- Instructions to follow -
Every line that includes the word "Luftdruck" is to be listed.

----- Material supplied -----

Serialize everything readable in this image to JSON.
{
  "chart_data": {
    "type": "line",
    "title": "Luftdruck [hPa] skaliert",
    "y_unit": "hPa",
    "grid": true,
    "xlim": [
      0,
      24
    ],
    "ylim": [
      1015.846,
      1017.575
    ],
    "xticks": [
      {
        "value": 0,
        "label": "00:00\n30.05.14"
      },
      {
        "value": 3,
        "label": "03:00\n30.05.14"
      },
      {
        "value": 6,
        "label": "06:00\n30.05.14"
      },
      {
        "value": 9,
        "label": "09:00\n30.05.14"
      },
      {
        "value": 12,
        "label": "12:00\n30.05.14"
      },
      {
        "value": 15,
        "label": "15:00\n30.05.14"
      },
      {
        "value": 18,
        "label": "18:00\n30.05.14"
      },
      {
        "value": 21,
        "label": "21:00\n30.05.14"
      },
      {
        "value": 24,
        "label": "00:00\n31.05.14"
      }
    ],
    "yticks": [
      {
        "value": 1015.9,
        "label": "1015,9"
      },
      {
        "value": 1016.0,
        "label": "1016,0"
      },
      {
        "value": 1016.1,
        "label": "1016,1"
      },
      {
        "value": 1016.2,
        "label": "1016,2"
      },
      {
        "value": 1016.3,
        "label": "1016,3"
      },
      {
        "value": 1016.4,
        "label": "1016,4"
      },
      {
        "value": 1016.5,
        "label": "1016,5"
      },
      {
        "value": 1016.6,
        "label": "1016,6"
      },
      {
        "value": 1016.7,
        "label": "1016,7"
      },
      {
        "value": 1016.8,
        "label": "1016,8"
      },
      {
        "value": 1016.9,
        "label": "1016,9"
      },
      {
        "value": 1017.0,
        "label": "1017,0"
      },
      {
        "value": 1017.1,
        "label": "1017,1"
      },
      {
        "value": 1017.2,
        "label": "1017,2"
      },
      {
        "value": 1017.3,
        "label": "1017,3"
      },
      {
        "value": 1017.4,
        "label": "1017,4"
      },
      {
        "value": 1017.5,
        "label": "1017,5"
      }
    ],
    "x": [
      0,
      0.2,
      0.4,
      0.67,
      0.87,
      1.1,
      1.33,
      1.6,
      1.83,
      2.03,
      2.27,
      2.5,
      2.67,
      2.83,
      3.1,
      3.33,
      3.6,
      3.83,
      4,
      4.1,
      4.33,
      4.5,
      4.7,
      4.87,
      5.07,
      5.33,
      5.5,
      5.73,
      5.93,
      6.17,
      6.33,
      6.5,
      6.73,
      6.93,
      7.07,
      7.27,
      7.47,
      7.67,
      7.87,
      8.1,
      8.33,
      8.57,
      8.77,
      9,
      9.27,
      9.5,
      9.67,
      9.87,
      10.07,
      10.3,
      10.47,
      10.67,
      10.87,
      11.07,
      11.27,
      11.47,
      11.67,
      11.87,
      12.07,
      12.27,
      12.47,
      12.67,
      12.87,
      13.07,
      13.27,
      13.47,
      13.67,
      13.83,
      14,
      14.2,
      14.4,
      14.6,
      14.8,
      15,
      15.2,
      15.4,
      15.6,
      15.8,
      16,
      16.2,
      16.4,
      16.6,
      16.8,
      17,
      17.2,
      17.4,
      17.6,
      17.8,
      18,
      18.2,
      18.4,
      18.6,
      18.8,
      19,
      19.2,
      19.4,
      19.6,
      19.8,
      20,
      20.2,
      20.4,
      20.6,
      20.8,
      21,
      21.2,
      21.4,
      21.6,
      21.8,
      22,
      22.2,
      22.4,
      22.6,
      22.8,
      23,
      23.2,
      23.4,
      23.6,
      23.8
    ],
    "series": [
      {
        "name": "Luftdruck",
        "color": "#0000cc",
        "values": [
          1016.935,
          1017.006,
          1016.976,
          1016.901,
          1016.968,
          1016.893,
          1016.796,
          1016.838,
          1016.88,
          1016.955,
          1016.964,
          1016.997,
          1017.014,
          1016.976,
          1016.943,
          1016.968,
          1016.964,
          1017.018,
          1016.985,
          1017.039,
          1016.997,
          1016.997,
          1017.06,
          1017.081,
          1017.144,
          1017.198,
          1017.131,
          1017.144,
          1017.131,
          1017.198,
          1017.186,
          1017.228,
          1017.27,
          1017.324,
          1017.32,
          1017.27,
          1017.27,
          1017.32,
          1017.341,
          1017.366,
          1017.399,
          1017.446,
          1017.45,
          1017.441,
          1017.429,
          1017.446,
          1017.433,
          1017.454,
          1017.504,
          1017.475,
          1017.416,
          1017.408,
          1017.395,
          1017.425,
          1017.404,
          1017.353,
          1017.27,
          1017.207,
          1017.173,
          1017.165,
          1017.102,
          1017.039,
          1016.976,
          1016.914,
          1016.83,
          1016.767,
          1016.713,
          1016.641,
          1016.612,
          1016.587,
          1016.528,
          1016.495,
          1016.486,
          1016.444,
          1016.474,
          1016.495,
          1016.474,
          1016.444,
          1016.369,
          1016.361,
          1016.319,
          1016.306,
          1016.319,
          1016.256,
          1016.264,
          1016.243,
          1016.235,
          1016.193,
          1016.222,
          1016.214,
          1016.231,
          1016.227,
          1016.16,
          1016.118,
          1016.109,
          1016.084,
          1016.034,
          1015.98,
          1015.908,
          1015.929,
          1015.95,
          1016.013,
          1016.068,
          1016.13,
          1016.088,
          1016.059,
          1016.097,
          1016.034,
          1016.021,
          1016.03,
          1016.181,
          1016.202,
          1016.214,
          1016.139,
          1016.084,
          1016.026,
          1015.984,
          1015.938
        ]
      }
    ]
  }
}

-----

- Output below -
    "title": "Luftdruck [hPa] skaliert",
        "name": "Luftdruck",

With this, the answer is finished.